(INSTRUCTION) Find the lines with "this" in them and copy them out.

(EXERCISE INPUT)
################
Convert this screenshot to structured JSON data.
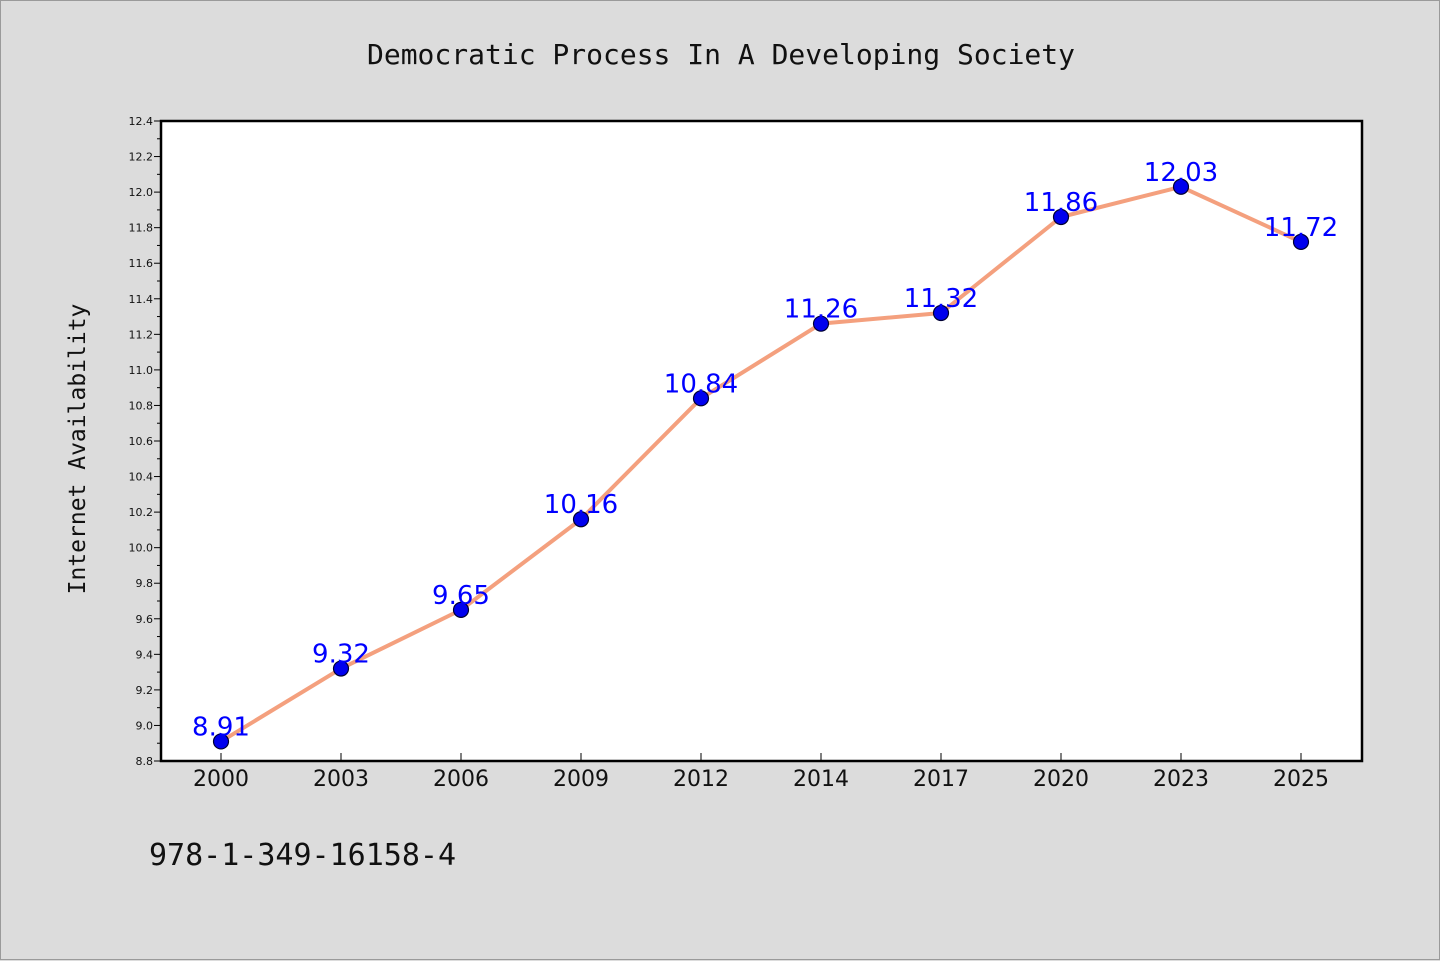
{
  "chart_data": {
    "type": "line",
    "title": "Democratic Process In A Developing Society",
    "xlabel": "",
    "ylabel": "Internet Availability",
    "categories": [
      "2000",
      "2003",
      "2006",
      "2009",
      "2012",
      "2014",
      "2017",
      "2020",
      "2023",
      "2025"
    ],
    "series": [
      {
        "values": [
          8.91,
          9.32,
          9.65,
          10.16,
          10.84,
          11.26,
          11.32,
          11.86,
          12.03,
          11.72
        ],
        "line_color": "#f4a07e",
        "marker_color": "#0000ee"
      }
    ],
    "data_labels": [
      "8.91",
      "9.32",
      "9.65",
      "10.16",
      "10.84",
      "11.26",
      "11.32",
      "11.86",
      "12.03",
      "11.72"
    ],
    "ylim": [
      8.8,
      12.4
    ],
    "yticks": [
      "8.8",
      "9.0",
      "9.2",
      "9.4",
      "9.6",
      "9.8",
      "10.0",
      "10.2",
      "10.4",
      "10.6",
      "10.8",
      "11.0",
      "11.2",
      "11.4",
      "11.6",
      "11.8",
      "12.0",
      "12.2",
      "12.4"
    ],
    "grid": false,
    "legend": "none",
    "label_color": "#0000ff",
    "footer_text": "978-1-349-16158-4"
  }
}
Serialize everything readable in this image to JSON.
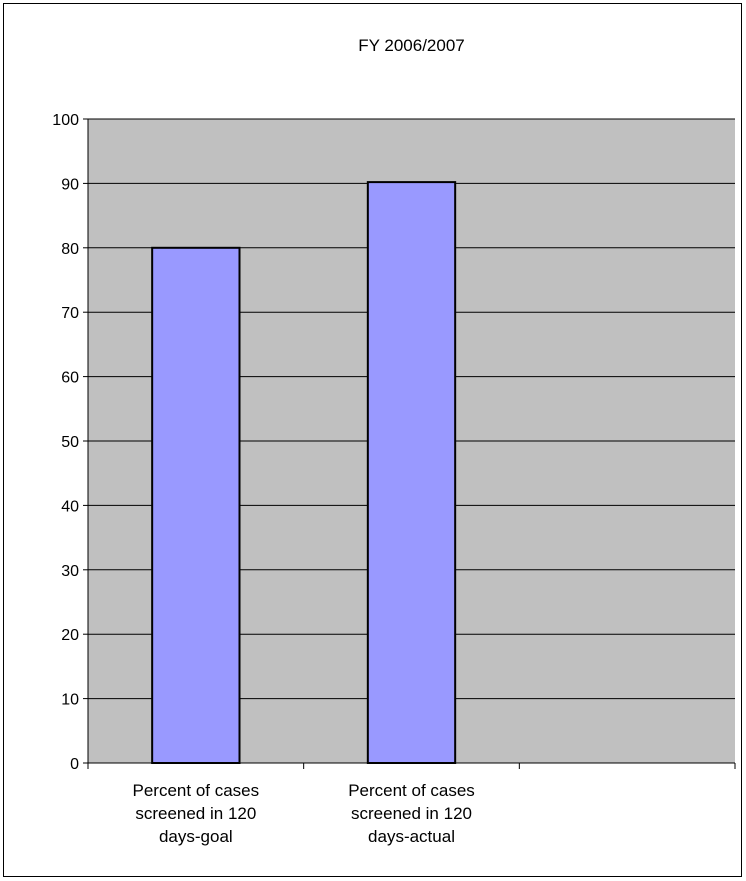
{
  "colors": {
    "plot_background": "#c0c0c0",
    "bar_fill": "#9999ff",
    "bar_stroke": "#000000",
    "gridline": "#000000",
    "axis": "#000000"
  },
  "chart_data": {
    "type": "bar",
    "title": "FY 2006/2007",
    "xlabel": "",
    "ylabel": "",
    "categories": [
      [
        "Percent of cases",
        "screened in 120",
        "days-goal"
      ],
      [
        "Percent of cases",
        "screened in 120",
        "days-actual"
      ],
      [
        ""
      ]
    ],
    "values": [
      80,
      90.2,
      null
    ],
    "ylim": [
      0,
      100
    ],
    "yticks": [
      "0",
      "10",
      "20",
      "30",
      "40",
      "50",
      "60",
      "70",
      "80",
      "90",
      "100"
    ],
    "grid": true,
    "legend": "none"
  }
}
################
(IN RESPONSE)
Convert this screenshot to structured JSON data.
Serialize everything readable in this image to JSON.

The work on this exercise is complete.